_DATA FOR PROCESSING_.
•••
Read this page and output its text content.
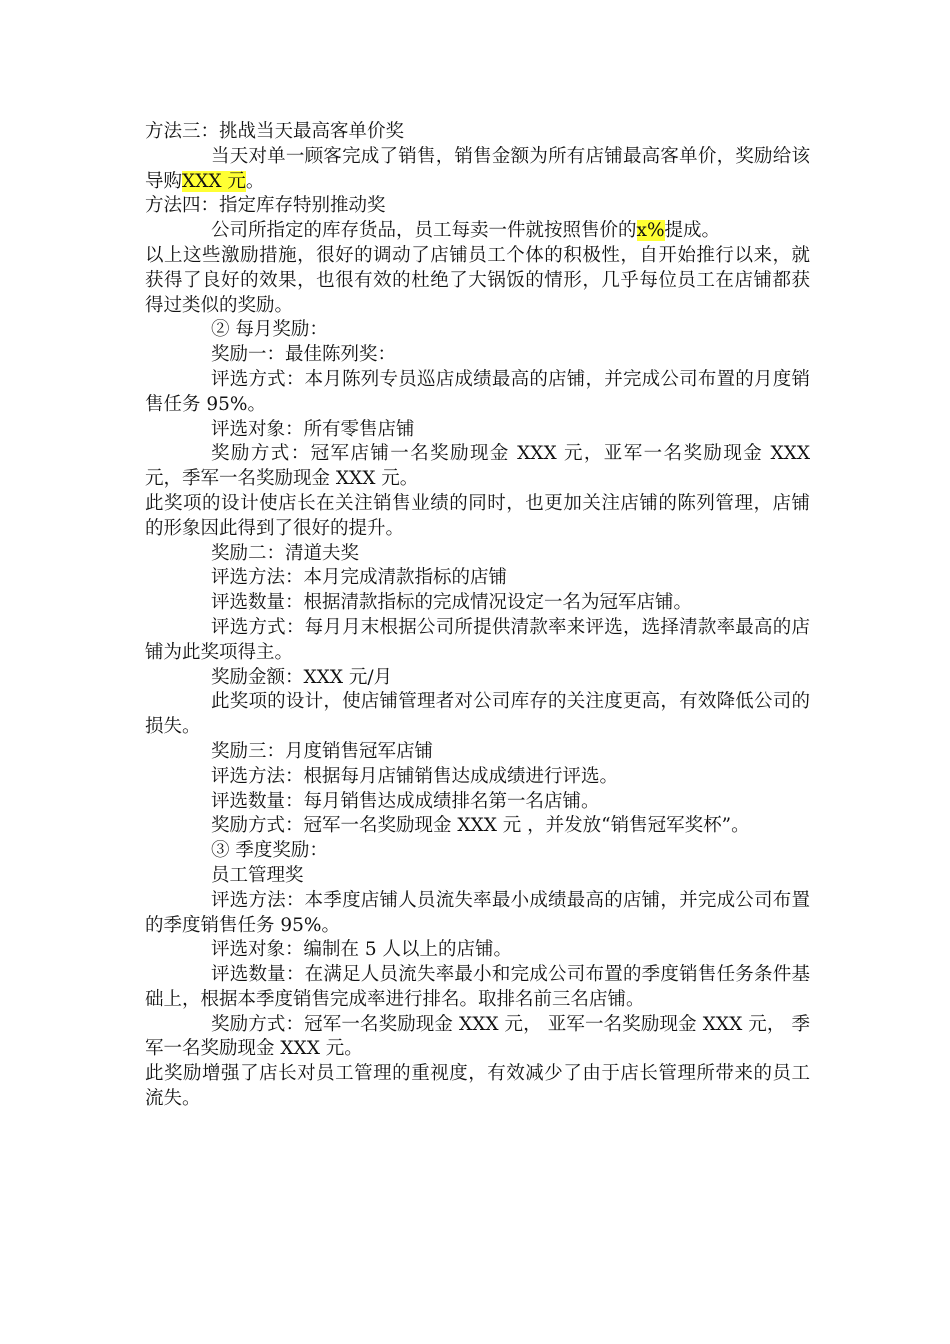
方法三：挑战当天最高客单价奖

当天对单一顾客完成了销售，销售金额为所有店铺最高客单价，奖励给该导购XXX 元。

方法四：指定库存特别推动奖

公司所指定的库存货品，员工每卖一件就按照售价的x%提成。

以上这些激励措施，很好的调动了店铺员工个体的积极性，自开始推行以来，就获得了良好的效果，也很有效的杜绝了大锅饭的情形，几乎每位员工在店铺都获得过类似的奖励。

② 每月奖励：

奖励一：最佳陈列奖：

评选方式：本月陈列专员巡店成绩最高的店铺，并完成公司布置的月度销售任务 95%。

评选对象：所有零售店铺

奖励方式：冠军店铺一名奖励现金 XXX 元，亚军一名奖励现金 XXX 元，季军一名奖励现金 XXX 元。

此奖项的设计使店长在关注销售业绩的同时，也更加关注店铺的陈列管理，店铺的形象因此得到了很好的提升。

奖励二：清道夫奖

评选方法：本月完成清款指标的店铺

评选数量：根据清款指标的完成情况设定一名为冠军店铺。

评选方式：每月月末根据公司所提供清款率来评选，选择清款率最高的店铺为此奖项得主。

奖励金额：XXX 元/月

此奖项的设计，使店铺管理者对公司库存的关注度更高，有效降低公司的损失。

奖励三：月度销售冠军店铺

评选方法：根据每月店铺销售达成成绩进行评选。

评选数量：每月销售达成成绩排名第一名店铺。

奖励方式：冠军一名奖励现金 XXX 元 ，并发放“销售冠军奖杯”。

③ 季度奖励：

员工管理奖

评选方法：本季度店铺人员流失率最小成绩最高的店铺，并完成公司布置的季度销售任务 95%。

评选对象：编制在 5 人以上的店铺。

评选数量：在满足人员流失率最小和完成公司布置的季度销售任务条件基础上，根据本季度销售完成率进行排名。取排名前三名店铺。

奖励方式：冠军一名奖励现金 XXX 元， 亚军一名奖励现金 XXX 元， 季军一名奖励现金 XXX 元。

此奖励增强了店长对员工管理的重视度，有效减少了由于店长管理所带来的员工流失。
•••
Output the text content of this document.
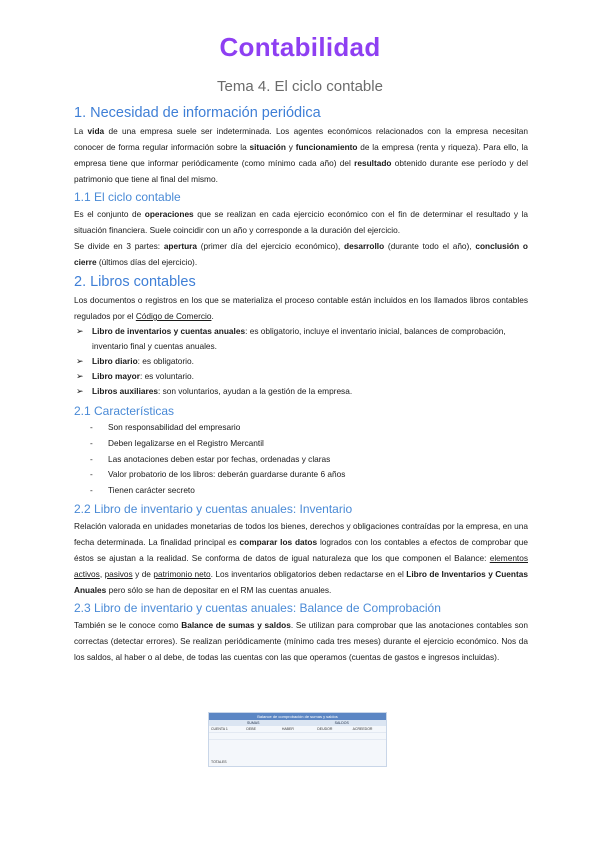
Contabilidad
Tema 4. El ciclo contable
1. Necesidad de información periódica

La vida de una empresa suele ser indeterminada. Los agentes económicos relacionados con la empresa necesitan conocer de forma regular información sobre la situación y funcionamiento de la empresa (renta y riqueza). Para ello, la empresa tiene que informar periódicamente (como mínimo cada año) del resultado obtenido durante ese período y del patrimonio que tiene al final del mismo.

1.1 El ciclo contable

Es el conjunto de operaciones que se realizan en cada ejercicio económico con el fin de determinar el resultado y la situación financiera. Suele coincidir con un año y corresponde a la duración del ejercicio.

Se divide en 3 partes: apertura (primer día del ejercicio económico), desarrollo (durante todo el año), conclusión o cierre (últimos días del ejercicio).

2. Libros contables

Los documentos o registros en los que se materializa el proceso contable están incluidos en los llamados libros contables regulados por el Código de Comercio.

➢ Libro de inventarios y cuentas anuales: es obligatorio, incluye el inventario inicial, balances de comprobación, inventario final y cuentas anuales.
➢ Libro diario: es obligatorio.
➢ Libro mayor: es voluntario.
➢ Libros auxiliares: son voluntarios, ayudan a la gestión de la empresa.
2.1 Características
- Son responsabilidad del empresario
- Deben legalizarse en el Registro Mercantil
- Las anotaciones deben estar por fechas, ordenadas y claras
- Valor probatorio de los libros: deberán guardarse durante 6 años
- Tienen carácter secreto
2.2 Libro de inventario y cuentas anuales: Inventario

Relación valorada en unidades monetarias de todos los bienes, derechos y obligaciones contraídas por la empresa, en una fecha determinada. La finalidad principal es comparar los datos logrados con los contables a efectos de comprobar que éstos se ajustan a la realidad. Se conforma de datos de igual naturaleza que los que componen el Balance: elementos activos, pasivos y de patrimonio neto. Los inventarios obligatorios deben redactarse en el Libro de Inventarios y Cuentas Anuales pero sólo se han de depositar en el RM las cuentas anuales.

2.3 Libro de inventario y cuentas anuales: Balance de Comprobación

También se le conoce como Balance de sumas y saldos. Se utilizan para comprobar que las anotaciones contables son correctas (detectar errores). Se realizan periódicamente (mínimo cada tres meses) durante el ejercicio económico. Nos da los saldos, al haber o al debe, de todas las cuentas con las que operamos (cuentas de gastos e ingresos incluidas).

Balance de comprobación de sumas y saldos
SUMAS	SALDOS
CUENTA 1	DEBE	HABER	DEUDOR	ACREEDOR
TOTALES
•••
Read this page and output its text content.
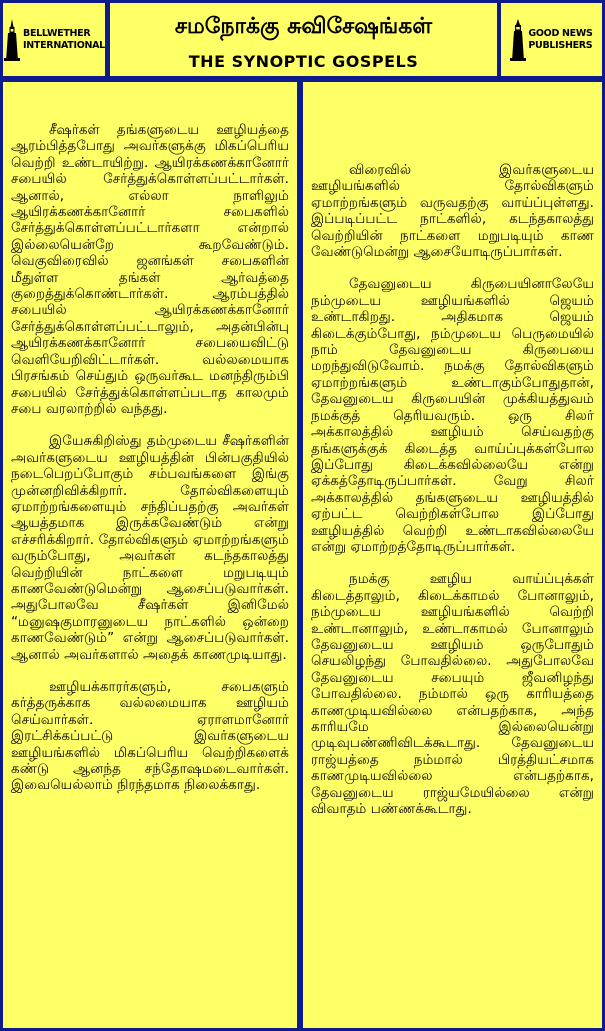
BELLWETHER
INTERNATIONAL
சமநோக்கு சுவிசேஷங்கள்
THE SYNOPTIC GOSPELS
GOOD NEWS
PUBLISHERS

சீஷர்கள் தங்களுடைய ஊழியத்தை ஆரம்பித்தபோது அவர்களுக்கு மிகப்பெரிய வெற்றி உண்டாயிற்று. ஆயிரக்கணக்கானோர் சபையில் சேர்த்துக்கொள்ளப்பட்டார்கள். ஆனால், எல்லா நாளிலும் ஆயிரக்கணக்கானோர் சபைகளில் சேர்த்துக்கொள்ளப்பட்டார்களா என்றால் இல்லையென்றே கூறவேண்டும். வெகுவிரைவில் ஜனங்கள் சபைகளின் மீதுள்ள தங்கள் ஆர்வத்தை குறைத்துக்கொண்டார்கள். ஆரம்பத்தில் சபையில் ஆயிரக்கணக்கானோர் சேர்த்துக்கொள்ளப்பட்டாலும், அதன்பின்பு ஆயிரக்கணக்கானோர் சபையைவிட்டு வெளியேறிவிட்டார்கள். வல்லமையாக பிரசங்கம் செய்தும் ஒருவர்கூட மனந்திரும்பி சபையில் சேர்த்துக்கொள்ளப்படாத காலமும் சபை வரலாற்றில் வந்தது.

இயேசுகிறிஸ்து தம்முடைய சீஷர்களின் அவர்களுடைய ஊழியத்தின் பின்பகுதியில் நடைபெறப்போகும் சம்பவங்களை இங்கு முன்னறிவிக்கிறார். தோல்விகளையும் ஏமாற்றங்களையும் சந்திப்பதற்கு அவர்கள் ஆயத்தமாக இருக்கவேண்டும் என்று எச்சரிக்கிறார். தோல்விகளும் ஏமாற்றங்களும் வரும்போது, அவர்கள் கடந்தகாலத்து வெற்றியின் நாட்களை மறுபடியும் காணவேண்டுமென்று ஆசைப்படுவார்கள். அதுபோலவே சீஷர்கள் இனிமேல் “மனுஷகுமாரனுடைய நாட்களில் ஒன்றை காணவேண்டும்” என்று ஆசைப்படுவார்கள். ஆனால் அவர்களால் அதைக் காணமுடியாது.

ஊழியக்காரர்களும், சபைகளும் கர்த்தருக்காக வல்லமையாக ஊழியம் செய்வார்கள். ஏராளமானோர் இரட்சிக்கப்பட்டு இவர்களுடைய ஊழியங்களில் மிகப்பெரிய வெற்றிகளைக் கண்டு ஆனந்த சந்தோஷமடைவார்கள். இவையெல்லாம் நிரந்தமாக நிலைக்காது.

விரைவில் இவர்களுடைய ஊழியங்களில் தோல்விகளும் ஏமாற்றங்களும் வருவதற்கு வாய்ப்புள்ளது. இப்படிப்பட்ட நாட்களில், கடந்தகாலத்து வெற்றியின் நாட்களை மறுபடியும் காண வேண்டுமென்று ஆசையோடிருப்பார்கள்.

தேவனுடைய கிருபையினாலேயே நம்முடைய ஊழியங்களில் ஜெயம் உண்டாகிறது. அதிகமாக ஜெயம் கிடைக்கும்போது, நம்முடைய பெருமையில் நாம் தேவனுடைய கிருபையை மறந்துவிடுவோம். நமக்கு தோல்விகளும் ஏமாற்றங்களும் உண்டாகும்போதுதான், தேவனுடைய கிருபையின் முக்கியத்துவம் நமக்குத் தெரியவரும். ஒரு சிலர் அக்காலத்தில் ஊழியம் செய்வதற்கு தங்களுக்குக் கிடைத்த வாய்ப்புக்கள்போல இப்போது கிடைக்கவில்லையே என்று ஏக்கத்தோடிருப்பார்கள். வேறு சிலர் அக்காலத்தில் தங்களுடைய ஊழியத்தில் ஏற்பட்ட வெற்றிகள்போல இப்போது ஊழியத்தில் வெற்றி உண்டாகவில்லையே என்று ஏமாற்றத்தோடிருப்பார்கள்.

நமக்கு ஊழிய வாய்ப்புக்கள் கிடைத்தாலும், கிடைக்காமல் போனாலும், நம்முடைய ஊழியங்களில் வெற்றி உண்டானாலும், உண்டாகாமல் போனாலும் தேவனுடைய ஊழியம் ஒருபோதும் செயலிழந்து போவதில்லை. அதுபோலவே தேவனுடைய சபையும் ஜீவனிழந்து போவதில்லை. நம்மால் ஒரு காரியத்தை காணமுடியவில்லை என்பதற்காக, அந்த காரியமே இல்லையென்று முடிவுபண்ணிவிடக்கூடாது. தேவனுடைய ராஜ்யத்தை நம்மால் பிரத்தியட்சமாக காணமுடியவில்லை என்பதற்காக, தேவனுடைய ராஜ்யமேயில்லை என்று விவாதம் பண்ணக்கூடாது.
•••
_THE REQUEST_.
Search the entries for the word "durante", then list each line that holds it.

_TASK SOLUTION_.
La vida de una empresa suele ser indeterminada. Los agentes económicos relacionados con la empresa necesitan conocer de forma regular información sobre la situación y funcionamiento de la empresa (renta y riqueza). Para ello, la empresa tiene que informar periódicamente (como mínimo cada año) del resultado obtenido durante ese período y del patrimonio que tiene al final del mismo.
Se divide en 3 partes: apertura (primer día del ejercicio económico), desarrollo (durante todo el año), conclusión o cierre (últimos días del ejercicio).
- Valor probatorio de los libros: deberán guardarse durante 6 años
También se le conoce como Balance de sumas y saldos. Se utilizan para comprobar que las anotaciones contables son correctas (detectar errores). Se realizan periódicamente (mínimo cada tres meses) durante el ejercicio económico. Nos da los saldos, al haber o al debe, de todas las cuentas con las que operamos (cuentas de gastos e ingresos incluidas).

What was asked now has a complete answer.